Extract provided:
____

Background There is a lack of research on young women’s fertility knowledge and awareness. This has implications for contraceptive risk-taking, including the use of emergency hormonal contraception (EHC). By drawing on two research studies, this article shows how greater fertility knowledge could benefit young women in terms of pregnancy prevention.

Methods We draw on two qualitative research studies (‘fertility study’ and ‘abortion study’) resulting in a composite sample of 46 interviews with women aged 16–24 years. Focused secondary analysis was undertaken looking specifically at fertility knowledge in relation to contraceptive behaviour.

Findings A lack of accurate knowledge about the menstrual cycle was evident in two ways. Young women drew conclusions about their invulnerability to pregnancy if previous unprotected sexual intercourse (UPSI) had not resulted in pregnancy. Additionally, although participants were aware of EHC, there was no awareness of when it might fail other than after a certain time limit.

____

Your objective:
Duplicate the part of the abstract on young women's fertility knowledge that runs between "Findings A lack" and "certain time limit.", inclusive.

____

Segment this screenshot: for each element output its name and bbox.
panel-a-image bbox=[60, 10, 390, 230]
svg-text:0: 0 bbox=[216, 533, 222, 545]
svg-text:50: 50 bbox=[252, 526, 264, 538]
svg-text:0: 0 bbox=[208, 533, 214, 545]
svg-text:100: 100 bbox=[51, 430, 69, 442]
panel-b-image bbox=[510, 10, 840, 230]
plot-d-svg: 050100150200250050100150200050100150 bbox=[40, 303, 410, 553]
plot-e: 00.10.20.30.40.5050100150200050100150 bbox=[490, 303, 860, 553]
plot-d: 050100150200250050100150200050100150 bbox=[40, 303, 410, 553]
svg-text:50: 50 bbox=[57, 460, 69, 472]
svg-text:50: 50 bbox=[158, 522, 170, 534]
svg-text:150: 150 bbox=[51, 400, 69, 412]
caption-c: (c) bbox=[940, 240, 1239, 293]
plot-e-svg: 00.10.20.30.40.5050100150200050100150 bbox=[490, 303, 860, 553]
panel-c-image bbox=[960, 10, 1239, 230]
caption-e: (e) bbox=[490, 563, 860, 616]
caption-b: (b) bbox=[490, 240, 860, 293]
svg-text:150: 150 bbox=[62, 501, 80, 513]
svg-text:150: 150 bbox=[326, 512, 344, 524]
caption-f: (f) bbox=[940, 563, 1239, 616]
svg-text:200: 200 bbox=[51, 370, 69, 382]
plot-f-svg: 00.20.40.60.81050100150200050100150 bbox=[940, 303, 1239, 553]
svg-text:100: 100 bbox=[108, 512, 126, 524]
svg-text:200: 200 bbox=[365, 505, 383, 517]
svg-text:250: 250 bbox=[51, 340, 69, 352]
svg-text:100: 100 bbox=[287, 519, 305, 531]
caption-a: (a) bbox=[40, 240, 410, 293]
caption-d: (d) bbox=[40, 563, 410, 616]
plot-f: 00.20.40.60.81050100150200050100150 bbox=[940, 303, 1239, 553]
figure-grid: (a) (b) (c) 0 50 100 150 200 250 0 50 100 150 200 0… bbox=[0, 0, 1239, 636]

____

The answer:
Findings A lack of accurate knowledge about the menstrual cycle was evident in two ways. Young women drew conclusions about their invulnerability to pregnancy if previous unprotected sexual intercourse (UPSI) had not resulted in pregnancy. Additionally, although participants were aware of EHC, there was no awareness of when it might fail other than after a certain time limit.